#### Short task
Search the data for the string "JSON" and extract every line where it appears.

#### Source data
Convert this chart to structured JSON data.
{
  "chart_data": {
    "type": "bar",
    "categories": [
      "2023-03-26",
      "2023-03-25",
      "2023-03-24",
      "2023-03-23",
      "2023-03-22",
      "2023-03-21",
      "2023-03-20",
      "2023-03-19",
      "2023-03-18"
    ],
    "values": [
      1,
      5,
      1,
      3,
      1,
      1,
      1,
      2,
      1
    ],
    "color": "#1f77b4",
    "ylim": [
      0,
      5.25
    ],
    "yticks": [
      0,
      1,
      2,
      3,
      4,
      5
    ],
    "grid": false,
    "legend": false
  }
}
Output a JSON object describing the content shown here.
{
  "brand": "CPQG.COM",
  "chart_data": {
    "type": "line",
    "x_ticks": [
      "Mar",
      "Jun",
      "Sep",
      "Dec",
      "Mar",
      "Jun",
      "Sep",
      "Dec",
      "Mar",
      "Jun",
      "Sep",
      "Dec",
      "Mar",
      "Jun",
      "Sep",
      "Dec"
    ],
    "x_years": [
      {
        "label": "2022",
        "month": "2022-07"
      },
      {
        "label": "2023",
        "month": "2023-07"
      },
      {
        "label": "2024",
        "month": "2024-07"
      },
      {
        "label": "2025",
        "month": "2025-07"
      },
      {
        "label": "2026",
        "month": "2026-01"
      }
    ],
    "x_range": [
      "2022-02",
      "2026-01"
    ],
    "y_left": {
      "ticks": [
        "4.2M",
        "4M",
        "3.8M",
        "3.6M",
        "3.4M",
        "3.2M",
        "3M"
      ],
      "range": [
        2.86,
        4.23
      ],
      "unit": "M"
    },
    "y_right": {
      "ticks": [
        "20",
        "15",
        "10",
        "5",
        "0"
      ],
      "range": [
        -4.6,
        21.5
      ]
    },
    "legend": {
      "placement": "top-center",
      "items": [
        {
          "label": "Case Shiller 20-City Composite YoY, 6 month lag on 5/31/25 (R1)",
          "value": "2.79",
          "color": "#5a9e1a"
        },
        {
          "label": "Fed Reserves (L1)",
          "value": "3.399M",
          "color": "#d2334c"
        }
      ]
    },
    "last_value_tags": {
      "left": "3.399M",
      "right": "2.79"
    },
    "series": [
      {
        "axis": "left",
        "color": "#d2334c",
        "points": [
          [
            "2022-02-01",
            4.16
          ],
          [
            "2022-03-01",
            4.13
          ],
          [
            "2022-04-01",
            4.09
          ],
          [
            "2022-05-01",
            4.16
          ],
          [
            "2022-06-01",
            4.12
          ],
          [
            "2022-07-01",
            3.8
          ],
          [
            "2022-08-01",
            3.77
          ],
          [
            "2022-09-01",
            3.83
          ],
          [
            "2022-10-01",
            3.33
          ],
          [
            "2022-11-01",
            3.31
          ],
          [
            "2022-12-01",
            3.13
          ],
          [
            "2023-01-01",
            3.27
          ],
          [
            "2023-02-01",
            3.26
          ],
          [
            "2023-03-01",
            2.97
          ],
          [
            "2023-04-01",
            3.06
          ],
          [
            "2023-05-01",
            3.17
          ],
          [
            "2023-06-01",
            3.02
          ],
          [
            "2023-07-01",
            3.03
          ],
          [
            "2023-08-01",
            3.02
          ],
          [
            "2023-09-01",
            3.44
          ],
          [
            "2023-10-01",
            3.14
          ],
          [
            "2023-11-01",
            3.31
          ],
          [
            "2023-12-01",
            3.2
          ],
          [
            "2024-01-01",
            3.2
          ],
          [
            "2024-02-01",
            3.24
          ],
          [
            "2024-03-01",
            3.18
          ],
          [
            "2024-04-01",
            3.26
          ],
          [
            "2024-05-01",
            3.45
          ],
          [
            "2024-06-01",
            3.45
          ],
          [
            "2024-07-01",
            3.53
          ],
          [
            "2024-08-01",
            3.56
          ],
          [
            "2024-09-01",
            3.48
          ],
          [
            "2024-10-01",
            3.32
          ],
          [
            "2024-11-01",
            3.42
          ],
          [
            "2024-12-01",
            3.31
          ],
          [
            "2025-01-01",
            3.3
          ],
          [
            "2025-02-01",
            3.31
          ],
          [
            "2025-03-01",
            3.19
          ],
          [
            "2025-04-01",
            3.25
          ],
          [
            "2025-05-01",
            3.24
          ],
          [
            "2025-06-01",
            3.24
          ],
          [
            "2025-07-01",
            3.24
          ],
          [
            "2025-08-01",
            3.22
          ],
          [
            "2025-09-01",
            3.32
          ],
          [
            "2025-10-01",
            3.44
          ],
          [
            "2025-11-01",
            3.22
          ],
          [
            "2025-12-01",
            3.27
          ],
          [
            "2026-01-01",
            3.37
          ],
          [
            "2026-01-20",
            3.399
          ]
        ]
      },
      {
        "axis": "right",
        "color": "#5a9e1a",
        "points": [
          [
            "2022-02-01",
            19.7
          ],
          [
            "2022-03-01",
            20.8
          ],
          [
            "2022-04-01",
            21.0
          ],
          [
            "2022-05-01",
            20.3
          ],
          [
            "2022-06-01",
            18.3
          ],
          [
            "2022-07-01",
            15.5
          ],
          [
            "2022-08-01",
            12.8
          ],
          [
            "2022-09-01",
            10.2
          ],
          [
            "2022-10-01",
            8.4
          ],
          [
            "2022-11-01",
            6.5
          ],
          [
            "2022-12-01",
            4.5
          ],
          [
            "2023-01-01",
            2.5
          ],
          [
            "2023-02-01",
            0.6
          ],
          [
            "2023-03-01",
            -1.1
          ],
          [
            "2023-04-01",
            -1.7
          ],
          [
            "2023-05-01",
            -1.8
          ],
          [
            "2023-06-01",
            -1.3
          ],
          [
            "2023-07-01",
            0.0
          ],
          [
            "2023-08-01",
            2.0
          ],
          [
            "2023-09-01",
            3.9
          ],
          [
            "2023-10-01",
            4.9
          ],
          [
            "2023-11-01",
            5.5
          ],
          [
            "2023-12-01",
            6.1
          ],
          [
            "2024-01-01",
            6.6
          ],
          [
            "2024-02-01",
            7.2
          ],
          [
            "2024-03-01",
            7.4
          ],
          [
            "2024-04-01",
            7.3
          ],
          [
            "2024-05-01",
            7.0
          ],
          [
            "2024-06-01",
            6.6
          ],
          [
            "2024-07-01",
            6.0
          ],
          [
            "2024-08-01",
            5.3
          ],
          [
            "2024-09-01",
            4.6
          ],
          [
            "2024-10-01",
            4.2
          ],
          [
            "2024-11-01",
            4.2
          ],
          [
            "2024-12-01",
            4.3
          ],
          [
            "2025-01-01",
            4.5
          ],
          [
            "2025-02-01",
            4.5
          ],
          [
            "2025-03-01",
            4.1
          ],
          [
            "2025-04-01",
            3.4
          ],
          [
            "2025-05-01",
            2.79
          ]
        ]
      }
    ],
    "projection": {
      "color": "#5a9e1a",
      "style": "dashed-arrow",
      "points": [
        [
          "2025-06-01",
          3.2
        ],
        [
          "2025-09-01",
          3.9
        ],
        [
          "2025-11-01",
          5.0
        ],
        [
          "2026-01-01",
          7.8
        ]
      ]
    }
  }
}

#### Correct result
Convert this chart to structured JSON data.
Output a JSON object describing the content shown here.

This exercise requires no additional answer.